With the pictures left out, return exactly the lines from the one containing "Decode this image" through the end of the listing below.

· · · · · · ·

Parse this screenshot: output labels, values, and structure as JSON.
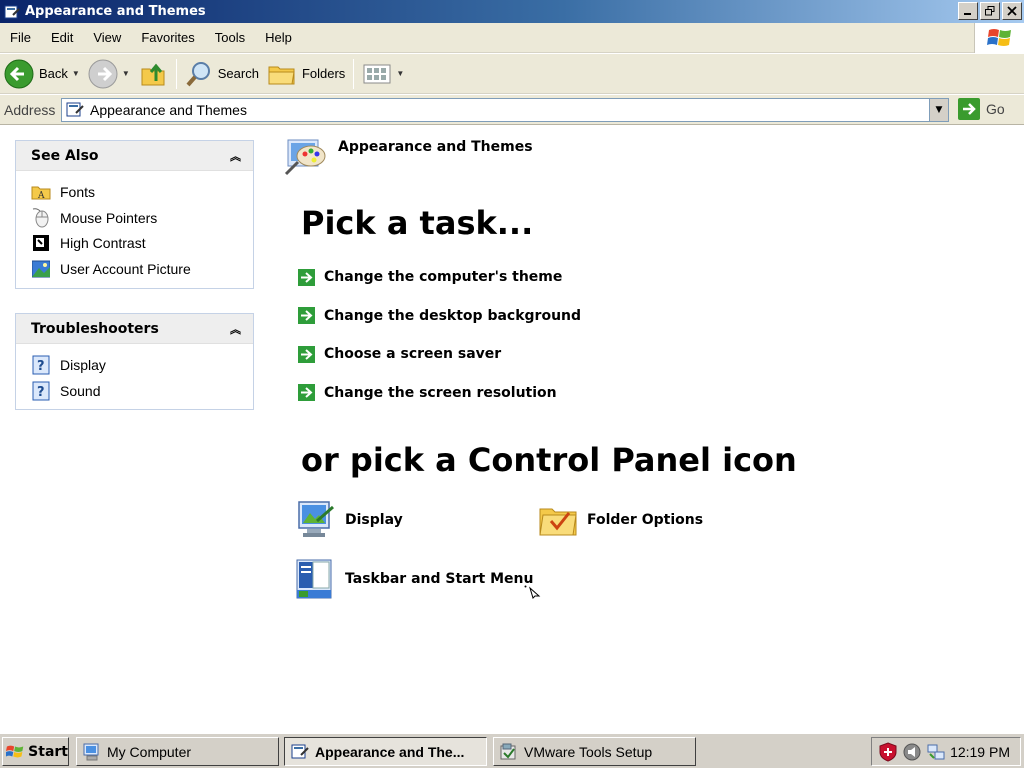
{
  "window": {
    "title": "Appearance and Themes"
  },
  "menu": {
    "items": [
      "File",
      "Edit",
      "View",
      "Favorites",
      "Tools",
      "Help"
    ]
  },
  "toolbar": {
    "back_label": "Back",
    "search_label": "Search",
    "folders_label": "Folders"
  },
  "address": {
    "label": "Address",
    "value": "Appearance and Themes",
    "go_label": "Go"
  },
  "sidebar": {
    "see_also": {
      "title": "See Also",
      "items": [
        {
          "label": "Fonts",
          "icon": "fonts-folder-icon"
        },
        {
          "label": "Mouse Pointers",
          "icon": "mouse-icon"
        },
        {
          "label": "High Contrast",
          "icon": "high-contrast-icon"
        },
        {
          "label": "User Account Picture",
          "icon": "user-picture-icon"
        }
      ]
    },
    "troubleshooters": {
      "title": "Troubleshooters",
      "items": [
        {
          "label": "Display",
          "icon": "help-icon"
        },
        {
          "label": "Sound",
          "icon": "help-icon"
        }
      ]
    }
  },
  "main": {
    "category_title": "Appearance and Themes",
    "pick_task_heading": "Pick a task...",
    "tasks": [
      "Change the computer's theme",
      "Change the desktop background",
      "Choose a screen saver",
      "Change the screen resolution"
    ],
    "pick_icon_heading": "or pick a Control Panel icon",
    "icons": [
      {
        "label": "Display",
        "icon": "display-icon"
      },
      {
        "label": "Folder Options",
        "icon": "folder-options-icon"
      },
      {
        "label": "Taskbar and Start Menu",
        "icon": "taskbar-icon"
      }
    ]
  },
  "taskbar": {
    "start_label": "Start",
    "buttons": [
      {
        "label": "My Computer",
        "active": false
      },
      {
        "label": "Appearance and The...",
        "active": true
      },
      {
        "label": "VMware Tools Setup",
        "active": false
      }
    ],
    "clock": "12:19 PM"
  },
  "colors": {
    "title_bar_start": "#0a246a",
    "title_bar_end": "#a6caf0",
    "chrome": "#ece9d8",
    "task_arrow": "#2e9d3a"
  }
}
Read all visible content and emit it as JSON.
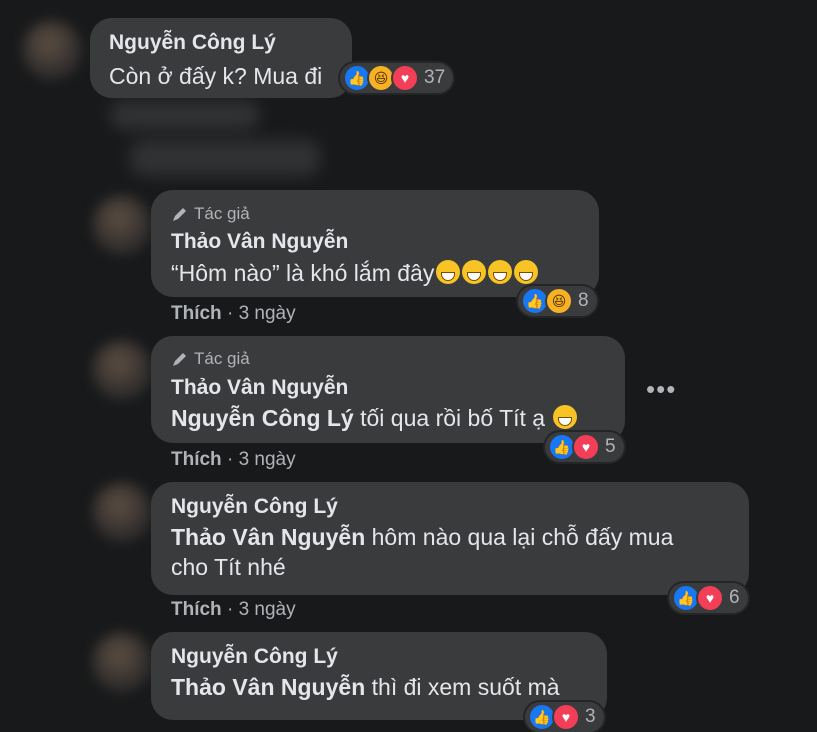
{
  "comments": [
    {
      "author": "Nguyễn Công Lý",
      "text": "Còn ở đấy k? Mua đi",
      "reaction_count": "37"
    },
    {
      "badge": "Tác giả",
      "author": "Thảo Vân Nguyễn",
      "text": "“Hôm nào” là khó lắm đây",
      "reaction_count": "8",
      "like_label": "Thích",
      "time": "3 ngày"
    },
    {
      "badge": "Tác giả",
      "author": "Thảo Vân Nguyễn",
      "mention": "Nguyễn Công Lý",
      "text": " tối qua rồi bố Tít ạ",
      "reaction_count": "5",
      "like_label": "Thích",
      "time": "3 ngày",
      "more": "•••"
    },
    {
      "author": "Nguyễn Công Lý",
      "mention": "Thảo Vân Nguyễn",
      "text": " hôm nào qua lại chỗ đấy mua",
      "text_line2": "cho Tít nhé",
      "reaction_count": "6",
      "like_label": "Thích",
      "time": "3 ngày"
    },
    {
      "author": "Nguyễn Công Lý",
      "mention": "Thảo Vân Nguyễn",
      "text": " thì đi xem suốt mà",
      "reaction_count": "3"
    }
  ],
  "separator": " · ",
  "icons": [
    "pencil-icon",
    "like-reaction-icon",
    "haha-reaction-icon",
    "love-reaction-icon",
    "grin-emoji-icon",
    "smile-emoji-icon",
    "more-options-icon"
  ]
}
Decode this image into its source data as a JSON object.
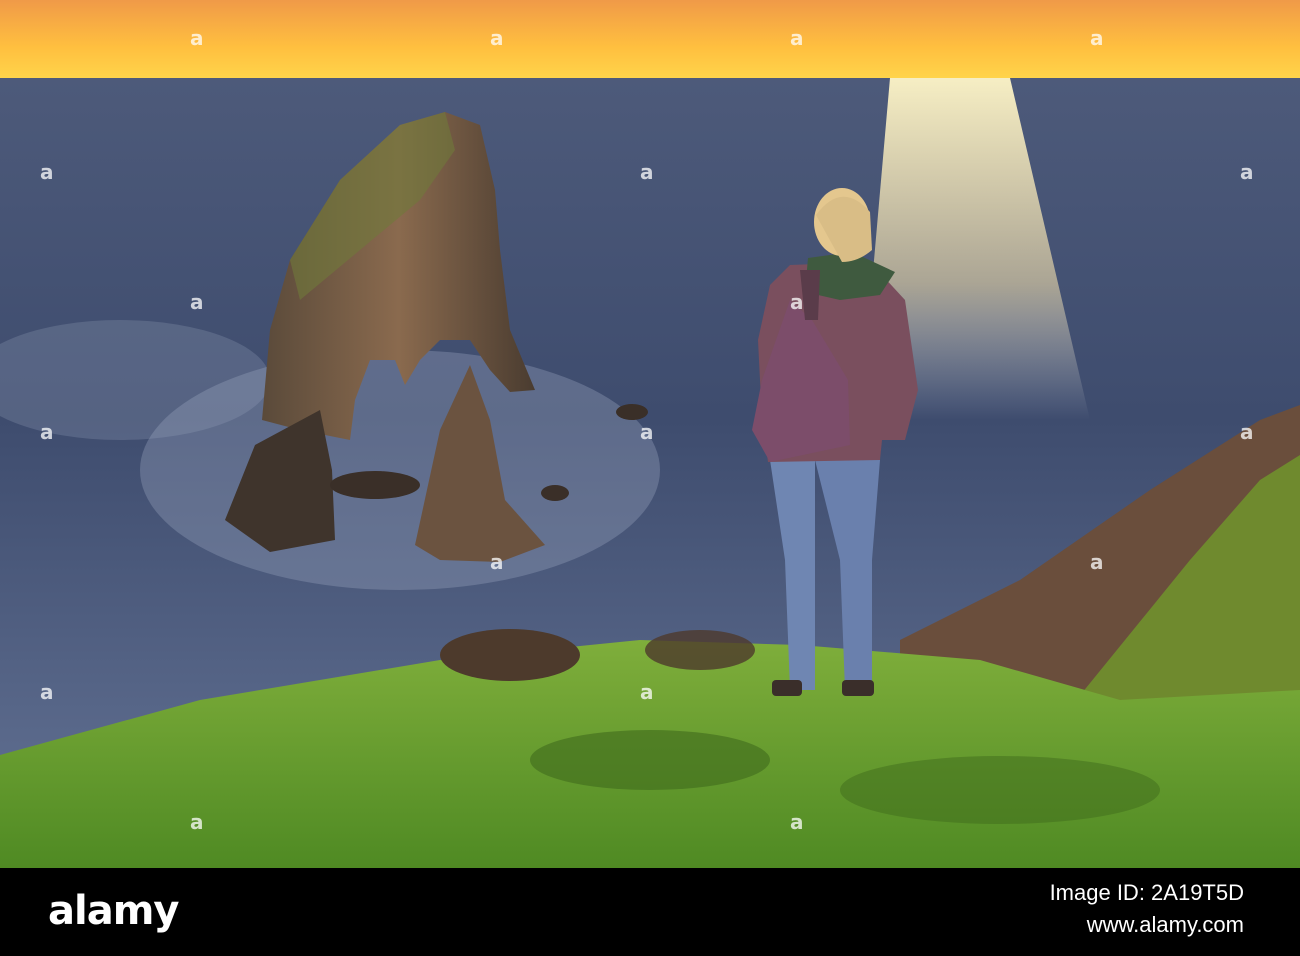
{
  "footer": {
    "brand": "alamy",
    "image_id": "Image ID: 2A19T5D",
    "website": "www.alamy.com"
  },
  "watermark": {
    "mark": "a"
  },
  "colors": {
    "sky_top": "#f6a24a",
    "horizon": "#ffd247",
    "sea": "#3f4f72",
    "grass": "#5f9a2c",
    "footer_bg": "#000000"
  }
}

· · · · · · ·

**SOLUTION FOR THIS PROBLEM**.
Decode this image into its source data as a JSON object.
{
  "footer": {
    "brand": "alamy",
    "image_id": "Image ID: 2A19T5D",
    "website": "www.alamy.com"
  },
  "watermark": {
    "mark": "a"
  },
  "colors": {
    "sky_top": "#f6a24a",
    "horizon": "#ffd247",
    "sea": "#3f4f72",
    "grass": "#5f9a2c",
    "footer_bg": "#000000"
  }
}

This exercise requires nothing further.